··· ОТРЫВОК ТЕКСТА ···
Вспомнился знаменитый вечер ленинградской интеллигенции в январе 1968 года. Тогда Дом писателя был переполнен своими. Теперь свои собирались в Кузнечном переулке.
Сергей Коровин принял на себя полицейские функции: пьяных и случайных лиц — на собрание не пускать. Рядом — «Сайгон», многие хотят «побалдеть» на этой встрече. Появляется Юрий Андреев. То, что он говорит, выводит меня из себя: «Давайте устав не обсуждать, познакомимся — и на первый раз достаточно. Устав предварительно нужно обсудить в Союзе писателей». В ответ кричу Коровину: «Сергей, объявите, никакого собрания не будет, будем расходиться! Все, разговор закончен!» Андрееву заявляю: «Я не хочу оказаться в положении лгуна, мы приглашали своих коллег обсуждать устав, а вы предлагаете устроить беспредметную говорильню. Либо мы проводим обсуждение устава, либо расходимся». Я не могу ему объяснить очевидную для меня вещь: клуб, который нами мыслится как клуб, объединяющий весь спектр литературной оппозиции, никогда не примет устав, сочиненный для нас в писательской богадельне. Это значит планировать раскол в самом начале, и, я знаю, под знамена ССП кто-нибудь и поспешит, но это будет самая ничтожная и в количественном, и в качественном, и в творческом значении публика. Прямо на глазах было готово сбыться мое предупреждение: официал любое общественное начинание способен довести до маразма.
··· СТРОКИ ···
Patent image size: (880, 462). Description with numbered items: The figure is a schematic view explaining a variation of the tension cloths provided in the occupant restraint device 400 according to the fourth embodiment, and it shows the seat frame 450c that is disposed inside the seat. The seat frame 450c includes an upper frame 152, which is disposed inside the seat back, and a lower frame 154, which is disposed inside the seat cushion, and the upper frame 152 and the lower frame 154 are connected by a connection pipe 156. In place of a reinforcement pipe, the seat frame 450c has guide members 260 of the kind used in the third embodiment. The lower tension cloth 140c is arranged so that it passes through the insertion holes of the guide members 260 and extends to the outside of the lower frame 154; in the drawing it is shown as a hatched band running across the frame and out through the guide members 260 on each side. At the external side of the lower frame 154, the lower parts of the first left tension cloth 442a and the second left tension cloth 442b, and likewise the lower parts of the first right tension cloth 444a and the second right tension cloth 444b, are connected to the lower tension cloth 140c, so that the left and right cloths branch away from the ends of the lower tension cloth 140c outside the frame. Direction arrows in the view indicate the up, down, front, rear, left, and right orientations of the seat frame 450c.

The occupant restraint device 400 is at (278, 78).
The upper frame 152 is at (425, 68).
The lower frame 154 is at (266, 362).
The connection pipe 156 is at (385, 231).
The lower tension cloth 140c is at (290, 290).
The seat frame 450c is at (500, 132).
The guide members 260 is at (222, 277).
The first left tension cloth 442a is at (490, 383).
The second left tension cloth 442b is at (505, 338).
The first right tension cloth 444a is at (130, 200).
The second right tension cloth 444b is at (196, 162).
···
Какие обязанности, согласно отрывку, взял на себя Сергей Коровин? Эти строки для работы не понадобятся.

Он взял на себя полицейские функции: не пускать на собрание пьяных и случайных лиц.